Raw records:
────────────────────────────────────────

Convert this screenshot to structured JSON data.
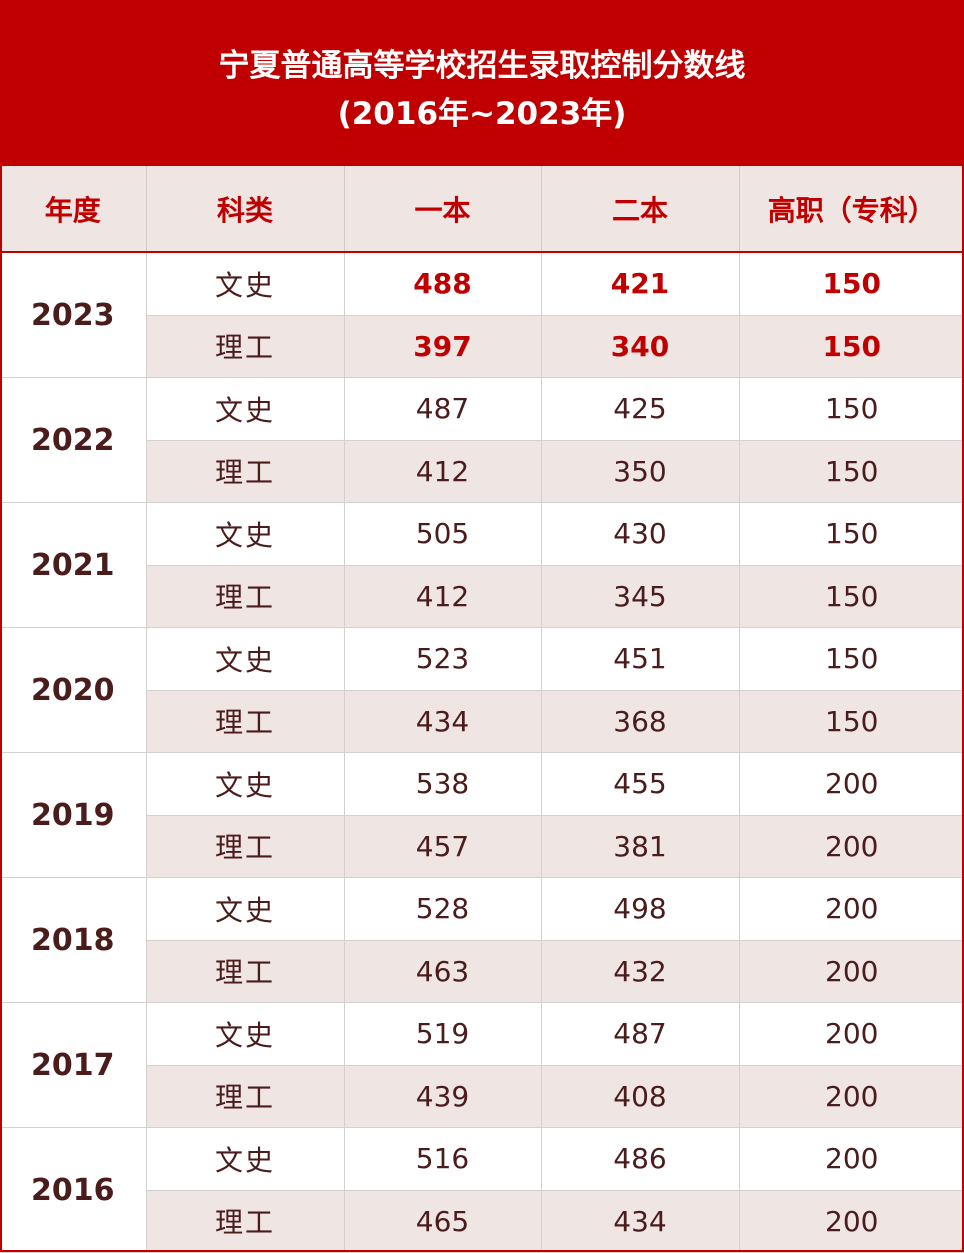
{
  "title": {
    "line1": "宁夏普通高等学校招生录取控制分数线",
    "line2": "(2016年~2023年)"
  },
  "colors": {
    "accent": "#c00000",
    "header_bg": "#efe5e2",
    "text": "#4a1c1c"
  },
  "columns": [
    "年度",
    "科类",
    "一本",
    "二本",
    "高职（专科）"
  ],
  "rows": [
    {
      "year": "2023",
      "entries": [
        {
          "category": "文史",
          "tier1": "488",
          "tier2": "421",
          "vocational": "150"
        },
        {
          "category": "理工",
          "tier1": "397",
          "tier2": "340",
          "vocational": "150"
        }
      ]
    },
    {
      "year": "2022",
      "entries": [
        {
          "category": "文史",
          "tier1": "487",
          "tier2": "425",
          "vocational": "150"
        },
        {
          "category": "理工",
          "tier1": "412",
          "tier2": "350",
          "vocational": "150"
        }
      ]
    },
    {
      "year": "2021",
      "entries": [
        {
          "category": "文史",
          "tier1": "505",
          "tier2": "430",
          "vocational": "150"
        },
        {
          "category": "理工",
          "tier1": "412",
          "tier2": "345",
          "vocational": "150"
        }
      ]
    },
    {
      "year": "2020",
      "entries": [
        {
          "category": "文史",
          "tier1": "523",
          "tier2": "451",
          "vocational": "150"
        },
        {
          "category": "理工",
          "tier1": "434",
          "tier2": "368",
          "vocational": "150"
        }
      ]
    },
    {
      "year": "2019",
      "entries": [
        {
          "category": "文史",
          "tier1": "538",
          "tier2": "455",
          "vocational": "200"
        },
        {
          "category": "理工",
          "tier1": "457",
          "tier2": "381",
          "vocational": "200"
        }
      ]
    },
    {
      "year": "2018",
      "entries": [
        {
          "category": "文史",
          "tier1": "528",
          "tier2": "498",
          "vocational": "200"
        },
        {
          "category": "理工",
          "tier1": "463",
          "tier2": "432",
          "vocational": "200"
        }
      ]
    },
    {
      "year": "2017",
      "entries": [
        {
          "category": "文史",
          "tier1": "519",
          "tier2": "487",
          "vocational": "200"
        },
        {
          "category": "理工",
          "tier1": "439",
          "tier2": "408",
          "vocational": "200"
        }
      ]
    },
    {
      "year": "2016",
      "entries": [
        {
          "category": "文史",
          "tier1": "516",
          "tier2": "486",
          "vocational": "200"
        },
        {
          "category": "理工",
          "tier1": "465",
          "tier2": "434",
          "vocational": "200"
        }
      ]
    }
  ]
}
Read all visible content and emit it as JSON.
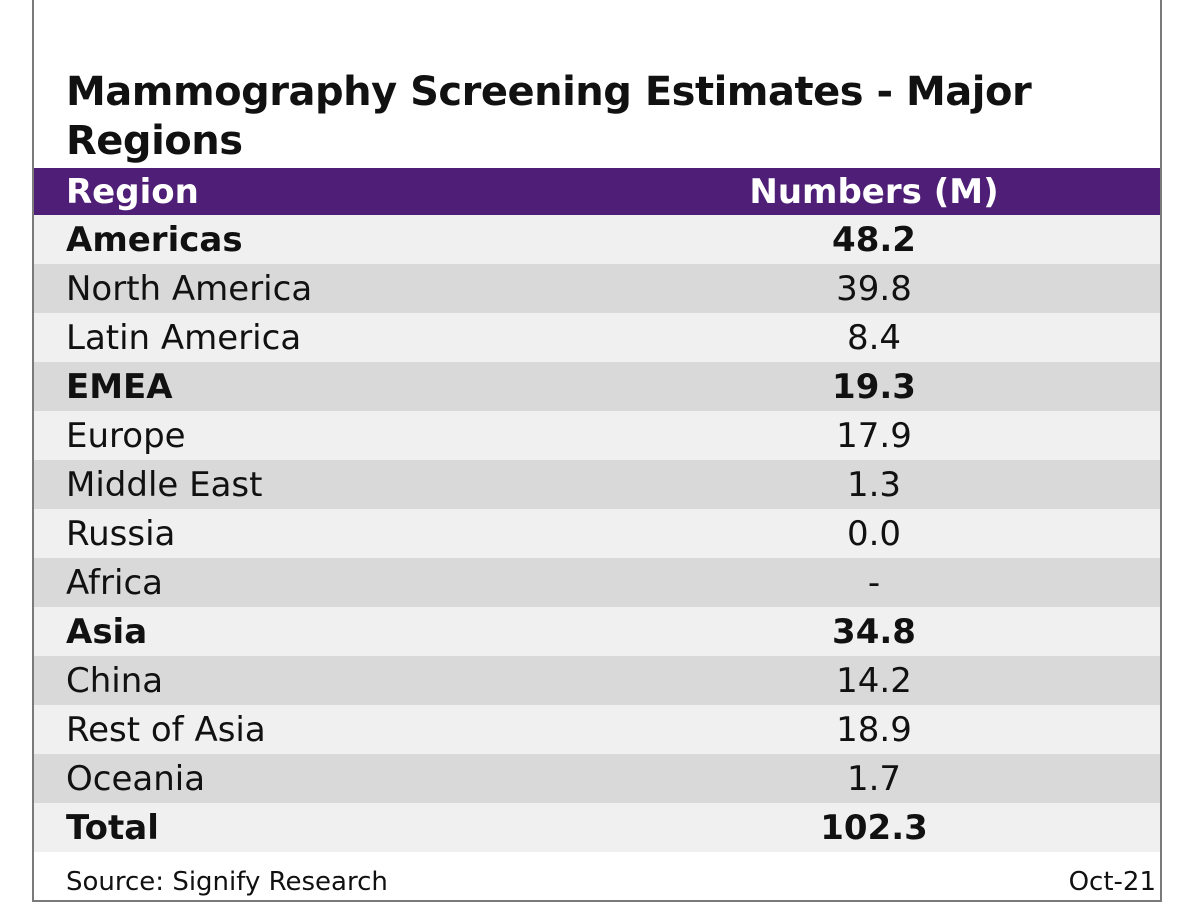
{
  "chart_data": {
    "type": "table",
    "title": "Mammography Screening Estimates - Major Regions",
    "columns": [
      "Region",
      "Numbers (M)"
    ],
    "rows": [
      {
        "region": "Americas",
        "value": "48.2",
        "bold": true
      },
      {
        "region": "North America",
        "value": "39.8",
        "bold": false
      },
      {
        "region": "Latin America",
        "value": "8.4",
        "bold": false
      },
      {
        "region": "EMEA",
        "value": "19.3",
        "bold": true
      },
      {
        "region": "Europe",
        "value": "17.9",
        "bold": false
      },
      {
        "region": "Middle East",
        "value": "1.3",
        "bold": false
      },
      {
        "region": "Russia",
        "value": "0.0",
        "bold": false
      },
      {
        "region": "Africa",
        "value": "-",
        "bold": false
      },
      {
        "region": "Asia",
        "value": "34.8",
        "bold": true
      },
      {
        "region": "China",
        "value": "14.2",
        "bold": false
      },
      {
        "region": "Rest of Asia",
        "value": "18.9",
        "bold": false
      },
      {
        "region": "Oceania",
        "value": "1.7",
        "bold": false
      },
      {
        "region": "Total",
        "value": "102.3",
        "bold": true
      }
    ],
    "source": "Source: Signify  Research",
    "date": "Oct-21",
    "colors": {
      "header_bg": "#4f1f78",
      "header_text": "#ffffff",
      "row_light": "#f0f0f0",
      "row_shade": "#d9d9d9"
    }
  }
}
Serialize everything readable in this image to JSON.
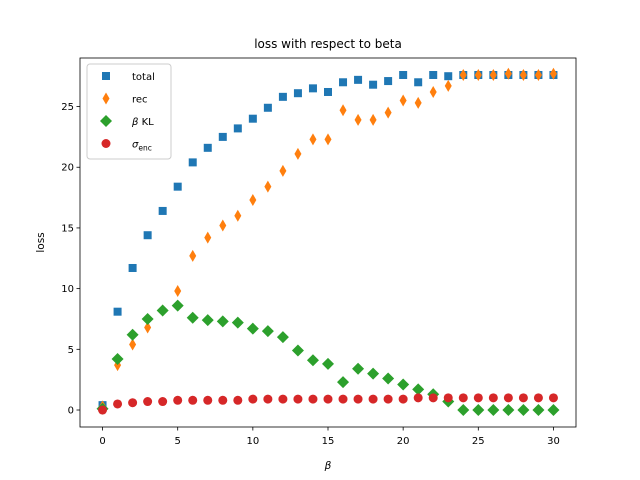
{
  "chart_data": {
    "type": "scatter",
    "title": "loss with respect to beta",
    "xlabel": "β",
    "ylabel": "loss",
    "xlim": [
      -1.5,
      31.5
    ],
    "ylim": [
      -1.4,
      29.0
    ],
    "x_ticks": [
      0,
      5,
      10,
      15,
      20,
      25,
      30
    ],
    "y_ticks": [
      0,
      5,
      10,
      15,
      20,
      25
    ],
    "grid": false,
    "legend_position": "top-left",
    "x": [
      0,
      1,
      2,
      3,
      4,
      5,
      6,
      7,
      8,
      9,
      10,
      11,
      12,
      13,
      14,
      15,
      16,
      17,
      18,
      19,
      20,
      21,
      22,
      23,
      24,
      25,
      26,
      27,
      28,
      29,
      30
    ],
    "series": [
      {
        "name": "total",
        "name_main": "total",
        "name_sub": "",
        "marker": "square",
        "color": "#1f77b4",
        "values": [
          0.4,
          8.1,
          11.7,
          14.4,
          16.4,
          18.4,
          20.4,
          21.6,
          22.5,
          23.2,
          24.0,
          24.9,
          25.8,
          26.1,
          26.5,
          26.2,
          27.0,
          27.2,
          26.8,
          27.1,
          27.6,
          27.0,
          27.6,
          27.5,
          27.6,
          27.6,
          27.6,
          27.6,
          27.6,
          27.6,
          27.6
        ]
      },
      {
        "name": "rec",
        "name_main": "rec",
        "name_sub": "",
        "marker": "thin-diamond",
        "color": "#ff7f0e",
        "values": [
          0.3,
          3.7,
          5.4,
          6.8,
          8.2,
          9.8,
          12.7,
          14.2,
          15.2,
          16.0,
          17.3,
          18.4,
          19.7,
          21.1,
          22.3,
          22.3,
          24.7,
          23.9,
          23.9,
          24.5,
          25.5,
          25.3,
          26.2,
          26.7,
          27.6,
          27.6,
          27.6,
          27.7,
          27.6,
          27.6,
          27.7
        ]
      },
      {
        "name": "β KL",
        "name_main": "β KL",
        "name_sub": "",
        "marker": "diamond",
        "color": "#2ca02c",
        "values": [
          0.1,
          4.2,
          6.2,
          7.5,
          8.2,
          8.6,
          7.6,
          7.4,
          7.3,
          7.2,
          6.7,
          6.5,
          6.0,
          4.9,
          4.1,
          3.8,
          2.3,
          3.4,
          3.0,
          2.6,
          2.1,
          1.7,
          1.3,
          0.7,
          0.0,
          0.0,
          0.0,
          0.0,
          0.0,
          0.0,
          0.0
        ]
      },
      {
        "name": "σenc",
        "name_main": "σ",
        "name_sub": "enc",
        "marker": "circle",
        "color": "#d62728",
        "values": [
          0.0,
          0.5,
          0.6,
          0.7,
          0.7,
          0.8,
          0.8,
          0.8,
          0.8,
          0.8,
          0.9,
          0.9,
          0.9,
          0.9,
          0.9,
          0.9,
          0.9,
          0.9,
          0.9,
          0.9,
          0.9,
          1.0,
          1.0,
          1.0,
          1.0,
          1.0,
          1.0,
          1.0,
          1.0,
          1.0,
          1.0
        ]
      }
    ]
  }
}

────────────────────────────────────────

| Job |
In the listing, find every line with the word "diamond" and state how many there are, nothing more.

| Output for this exercise |
2